> _WRITTEN REQUEST_
Copy whichever lines contain the string "into".

____ STORED DATA

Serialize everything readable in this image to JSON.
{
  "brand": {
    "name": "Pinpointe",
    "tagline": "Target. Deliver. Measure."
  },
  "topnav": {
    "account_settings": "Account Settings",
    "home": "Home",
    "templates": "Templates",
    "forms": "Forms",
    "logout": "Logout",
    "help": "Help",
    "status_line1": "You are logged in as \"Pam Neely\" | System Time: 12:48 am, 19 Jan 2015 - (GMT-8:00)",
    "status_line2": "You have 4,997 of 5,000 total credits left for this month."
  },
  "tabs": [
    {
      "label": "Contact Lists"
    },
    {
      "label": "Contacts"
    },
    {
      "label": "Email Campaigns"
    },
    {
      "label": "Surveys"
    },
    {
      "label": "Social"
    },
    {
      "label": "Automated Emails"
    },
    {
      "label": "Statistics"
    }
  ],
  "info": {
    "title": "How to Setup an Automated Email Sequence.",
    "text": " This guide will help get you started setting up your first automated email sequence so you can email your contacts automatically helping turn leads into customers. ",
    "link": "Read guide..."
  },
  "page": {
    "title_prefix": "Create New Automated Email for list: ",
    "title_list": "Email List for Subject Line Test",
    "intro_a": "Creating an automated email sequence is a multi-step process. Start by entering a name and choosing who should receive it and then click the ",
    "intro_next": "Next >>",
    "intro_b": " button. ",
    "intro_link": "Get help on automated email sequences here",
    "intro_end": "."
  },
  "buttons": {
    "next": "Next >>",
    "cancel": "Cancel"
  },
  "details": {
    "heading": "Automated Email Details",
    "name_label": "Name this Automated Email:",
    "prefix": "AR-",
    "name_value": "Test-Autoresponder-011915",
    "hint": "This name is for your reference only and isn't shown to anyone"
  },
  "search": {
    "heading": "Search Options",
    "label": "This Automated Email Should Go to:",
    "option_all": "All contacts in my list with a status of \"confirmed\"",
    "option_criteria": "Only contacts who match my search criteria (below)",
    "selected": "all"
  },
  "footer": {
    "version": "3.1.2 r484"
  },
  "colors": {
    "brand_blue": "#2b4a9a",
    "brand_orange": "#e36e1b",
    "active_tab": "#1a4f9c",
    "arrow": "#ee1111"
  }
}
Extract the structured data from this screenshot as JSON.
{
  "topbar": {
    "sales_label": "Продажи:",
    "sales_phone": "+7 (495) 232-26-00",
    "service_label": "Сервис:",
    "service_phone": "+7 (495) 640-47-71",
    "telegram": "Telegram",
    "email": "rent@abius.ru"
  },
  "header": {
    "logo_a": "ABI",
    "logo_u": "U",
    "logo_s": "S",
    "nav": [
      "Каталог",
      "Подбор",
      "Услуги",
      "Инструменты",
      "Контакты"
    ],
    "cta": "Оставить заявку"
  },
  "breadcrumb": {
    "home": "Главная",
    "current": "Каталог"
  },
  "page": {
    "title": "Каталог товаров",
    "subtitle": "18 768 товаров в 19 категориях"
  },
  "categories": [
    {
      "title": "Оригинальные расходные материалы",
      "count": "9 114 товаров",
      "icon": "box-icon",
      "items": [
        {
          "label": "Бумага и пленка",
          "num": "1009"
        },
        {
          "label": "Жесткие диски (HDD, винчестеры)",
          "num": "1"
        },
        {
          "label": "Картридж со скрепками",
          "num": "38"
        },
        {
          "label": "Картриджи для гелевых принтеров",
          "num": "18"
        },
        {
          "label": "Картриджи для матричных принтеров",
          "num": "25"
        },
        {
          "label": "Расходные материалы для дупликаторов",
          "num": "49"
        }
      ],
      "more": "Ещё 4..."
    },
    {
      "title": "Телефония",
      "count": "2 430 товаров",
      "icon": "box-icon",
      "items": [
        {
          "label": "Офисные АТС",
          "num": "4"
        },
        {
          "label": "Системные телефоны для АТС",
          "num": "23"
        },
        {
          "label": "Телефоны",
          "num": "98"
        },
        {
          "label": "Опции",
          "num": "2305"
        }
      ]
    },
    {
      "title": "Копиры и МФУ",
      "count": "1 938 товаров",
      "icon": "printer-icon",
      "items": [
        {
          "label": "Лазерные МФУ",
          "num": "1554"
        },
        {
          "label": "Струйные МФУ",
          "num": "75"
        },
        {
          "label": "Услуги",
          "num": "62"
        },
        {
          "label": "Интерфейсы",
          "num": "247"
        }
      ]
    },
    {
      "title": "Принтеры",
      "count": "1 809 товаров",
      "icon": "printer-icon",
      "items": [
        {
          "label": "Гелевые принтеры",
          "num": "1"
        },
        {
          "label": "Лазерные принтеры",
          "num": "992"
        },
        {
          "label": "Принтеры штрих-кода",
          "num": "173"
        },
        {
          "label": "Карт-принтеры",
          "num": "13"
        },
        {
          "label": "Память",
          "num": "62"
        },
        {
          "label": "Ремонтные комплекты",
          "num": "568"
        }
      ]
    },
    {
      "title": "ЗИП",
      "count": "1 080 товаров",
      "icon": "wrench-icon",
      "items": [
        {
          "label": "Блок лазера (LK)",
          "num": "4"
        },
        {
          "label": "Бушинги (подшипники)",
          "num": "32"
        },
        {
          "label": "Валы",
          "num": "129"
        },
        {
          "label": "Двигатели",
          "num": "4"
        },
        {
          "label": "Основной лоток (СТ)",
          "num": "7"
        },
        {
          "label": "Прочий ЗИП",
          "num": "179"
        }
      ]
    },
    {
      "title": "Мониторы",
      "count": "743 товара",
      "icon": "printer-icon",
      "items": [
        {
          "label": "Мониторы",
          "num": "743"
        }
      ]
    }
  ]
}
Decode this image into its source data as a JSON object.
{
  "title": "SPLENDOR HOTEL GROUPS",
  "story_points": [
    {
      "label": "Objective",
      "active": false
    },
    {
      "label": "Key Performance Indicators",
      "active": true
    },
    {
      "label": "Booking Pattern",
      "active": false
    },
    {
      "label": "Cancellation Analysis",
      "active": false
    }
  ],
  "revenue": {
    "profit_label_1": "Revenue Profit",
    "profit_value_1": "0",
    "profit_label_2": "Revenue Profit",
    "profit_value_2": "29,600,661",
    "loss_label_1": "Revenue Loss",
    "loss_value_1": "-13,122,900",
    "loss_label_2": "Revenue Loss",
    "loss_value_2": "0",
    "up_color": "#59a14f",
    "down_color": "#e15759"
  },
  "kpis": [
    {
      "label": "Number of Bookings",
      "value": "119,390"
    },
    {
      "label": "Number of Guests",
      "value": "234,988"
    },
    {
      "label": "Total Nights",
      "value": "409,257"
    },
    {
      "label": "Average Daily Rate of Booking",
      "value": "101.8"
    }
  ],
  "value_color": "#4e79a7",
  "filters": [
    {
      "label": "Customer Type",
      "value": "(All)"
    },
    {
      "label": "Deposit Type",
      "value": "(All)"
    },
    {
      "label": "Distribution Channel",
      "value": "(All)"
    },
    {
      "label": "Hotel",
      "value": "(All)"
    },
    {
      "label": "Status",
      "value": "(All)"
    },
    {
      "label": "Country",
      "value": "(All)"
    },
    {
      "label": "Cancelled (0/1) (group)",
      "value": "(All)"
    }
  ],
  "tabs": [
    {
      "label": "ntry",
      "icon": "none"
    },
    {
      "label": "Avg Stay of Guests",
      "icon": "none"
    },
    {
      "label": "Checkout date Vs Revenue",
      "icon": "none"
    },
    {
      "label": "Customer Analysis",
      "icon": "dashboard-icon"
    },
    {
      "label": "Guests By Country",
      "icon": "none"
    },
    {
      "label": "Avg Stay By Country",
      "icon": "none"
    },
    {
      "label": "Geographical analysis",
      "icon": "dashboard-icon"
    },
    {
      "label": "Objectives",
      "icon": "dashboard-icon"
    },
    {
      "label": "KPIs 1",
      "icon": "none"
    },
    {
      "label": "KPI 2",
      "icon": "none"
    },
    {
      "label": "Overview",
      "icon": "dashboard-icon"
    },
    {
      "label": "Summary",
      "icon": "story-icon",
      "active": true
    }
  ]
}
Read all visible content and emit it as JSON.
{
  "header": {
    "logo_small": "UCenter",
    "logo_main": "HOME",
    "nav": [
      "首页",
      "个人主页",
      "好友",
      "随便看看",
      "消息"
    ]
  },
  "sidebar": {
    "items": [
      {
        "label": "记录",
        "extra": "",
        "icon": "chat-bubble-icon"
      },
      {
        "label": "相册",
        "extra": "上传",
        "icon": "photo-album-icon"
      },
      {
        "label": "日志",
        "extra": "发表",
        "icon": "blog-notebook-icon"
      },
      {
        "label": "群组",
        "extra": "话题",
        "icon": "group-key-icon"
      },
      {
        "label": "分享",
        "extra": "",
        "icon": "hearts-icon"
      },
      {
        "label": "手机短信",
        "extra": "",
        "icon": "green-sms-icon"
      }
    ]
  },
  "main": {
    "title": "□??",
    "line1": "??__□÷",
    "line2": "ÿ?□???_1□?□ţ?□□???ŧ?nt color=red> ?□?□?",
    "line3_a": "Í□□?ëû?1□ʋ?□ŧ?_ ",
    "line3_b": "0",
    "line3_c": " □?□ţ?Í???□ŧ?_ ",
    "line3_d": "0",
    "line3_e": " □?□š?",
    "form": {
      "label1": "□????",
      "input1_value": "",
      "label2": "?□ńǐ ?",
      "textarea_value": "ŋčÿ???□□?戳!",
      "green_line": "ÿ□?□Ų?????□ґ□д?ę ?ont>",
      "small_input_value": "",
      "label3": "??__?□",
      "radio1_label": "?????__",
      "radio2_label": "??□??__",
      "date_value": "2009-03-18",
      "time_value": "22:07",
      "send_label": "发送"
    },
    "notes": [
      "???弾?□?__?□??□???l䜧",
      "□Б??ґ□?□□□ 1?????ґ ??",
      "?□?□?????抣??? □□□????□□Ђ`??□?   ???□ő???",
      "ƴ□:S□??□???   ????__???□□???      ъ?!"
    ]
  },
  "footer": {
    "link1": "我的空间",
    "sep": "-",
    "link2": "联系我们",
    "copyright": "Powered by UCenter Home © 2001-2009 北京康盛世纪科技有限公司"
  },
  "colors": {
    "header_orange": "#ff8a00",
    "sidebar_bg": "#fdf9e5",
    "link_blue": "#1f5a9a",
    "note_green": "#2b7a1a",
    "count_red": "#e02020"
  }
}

________

> _RESPONSE TO THIS EXERCISE_
    "text": " This guide will help get you started setting up your first automated email sequence so you can email your contacts automatically helping turn leads into customers. ",
Decode this image into its source data as a JSON object.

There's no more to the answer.